→ Your task:
Copy every line that contains the string "meet" from the entries below.

→ Extracted data:
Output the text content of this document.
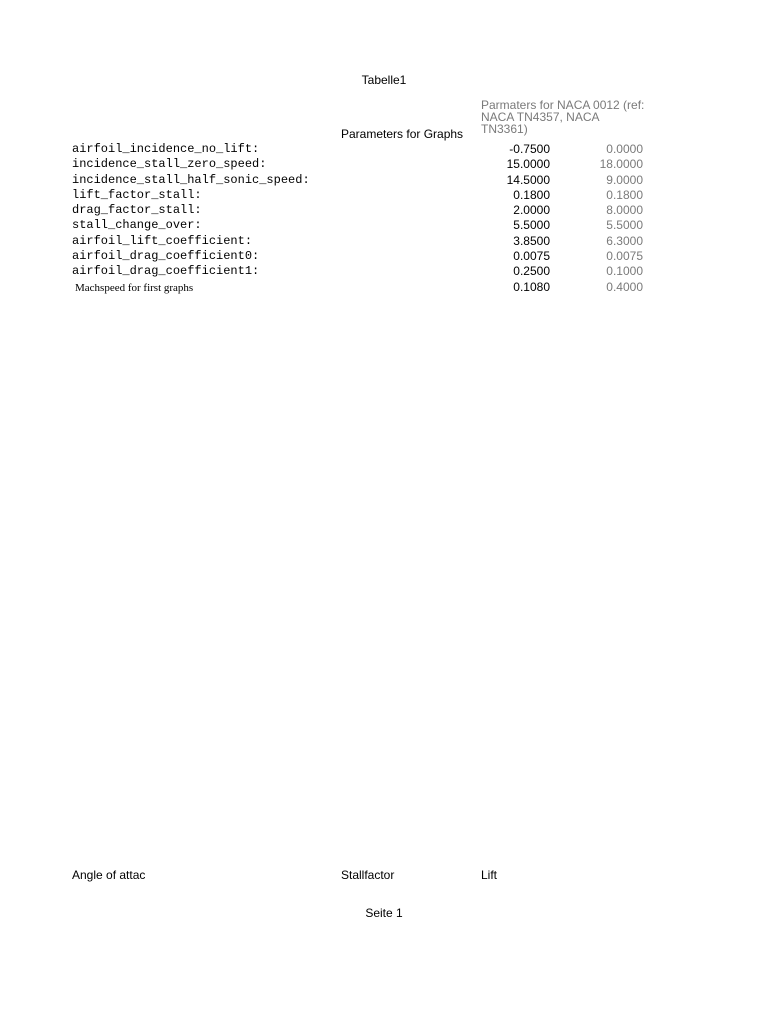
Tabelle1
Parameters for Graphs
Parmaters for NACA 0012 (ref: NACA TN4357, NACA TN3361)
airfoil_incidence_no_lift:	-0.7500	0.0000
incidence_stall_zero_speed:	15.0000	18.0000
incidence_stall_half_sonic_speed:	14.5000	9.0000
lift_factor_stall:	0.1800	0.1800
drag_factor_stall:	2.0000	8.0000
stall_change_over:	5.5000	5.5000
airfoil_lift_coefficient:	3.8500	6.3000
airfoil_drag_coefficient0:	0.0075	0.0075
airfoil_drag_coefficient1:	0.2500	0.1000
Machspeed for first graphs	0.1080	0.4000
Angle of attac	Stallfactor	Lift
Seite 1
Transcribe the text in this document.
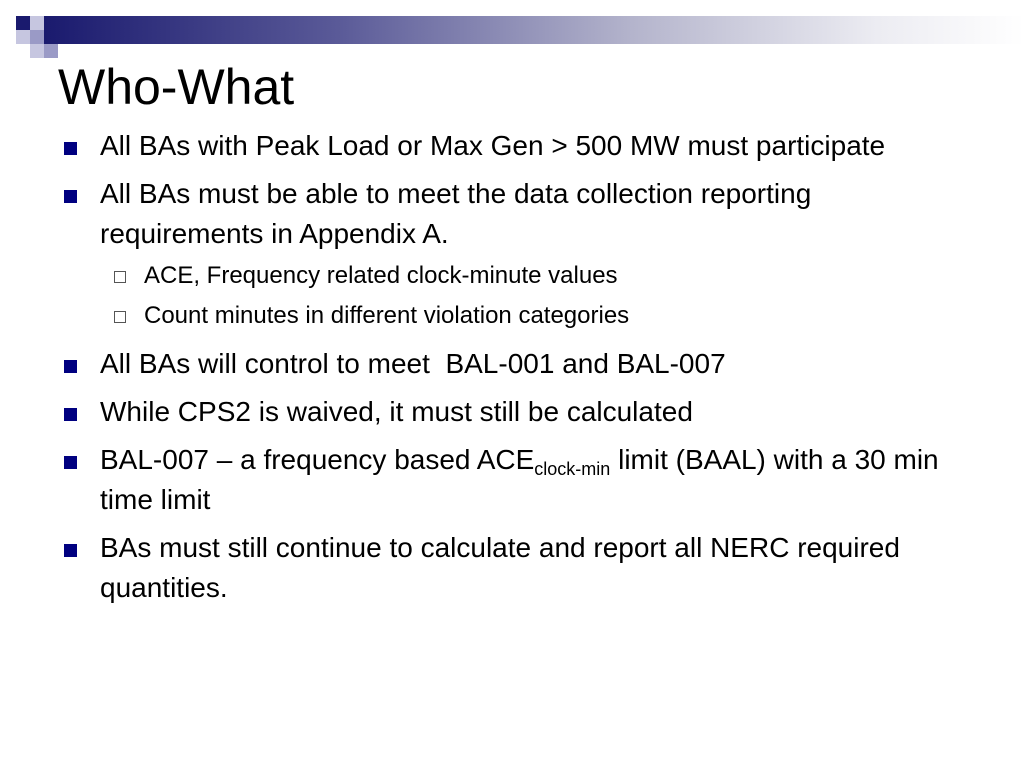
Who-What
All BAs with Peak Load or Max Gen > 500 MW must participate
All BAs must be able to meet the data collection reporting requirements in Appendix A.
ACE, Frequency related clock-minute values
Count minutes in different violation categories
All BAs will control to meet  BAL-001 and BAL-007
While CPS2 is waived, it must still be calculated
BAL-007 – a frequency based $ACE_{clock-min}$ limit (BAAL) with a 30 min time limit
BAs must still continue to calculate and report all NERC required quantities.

→ Result for this exercise:
All BAs must be able to meet the data collection reporting requirements in Appendix A.
All BAs will control to meet  BAL-001 and BAL-007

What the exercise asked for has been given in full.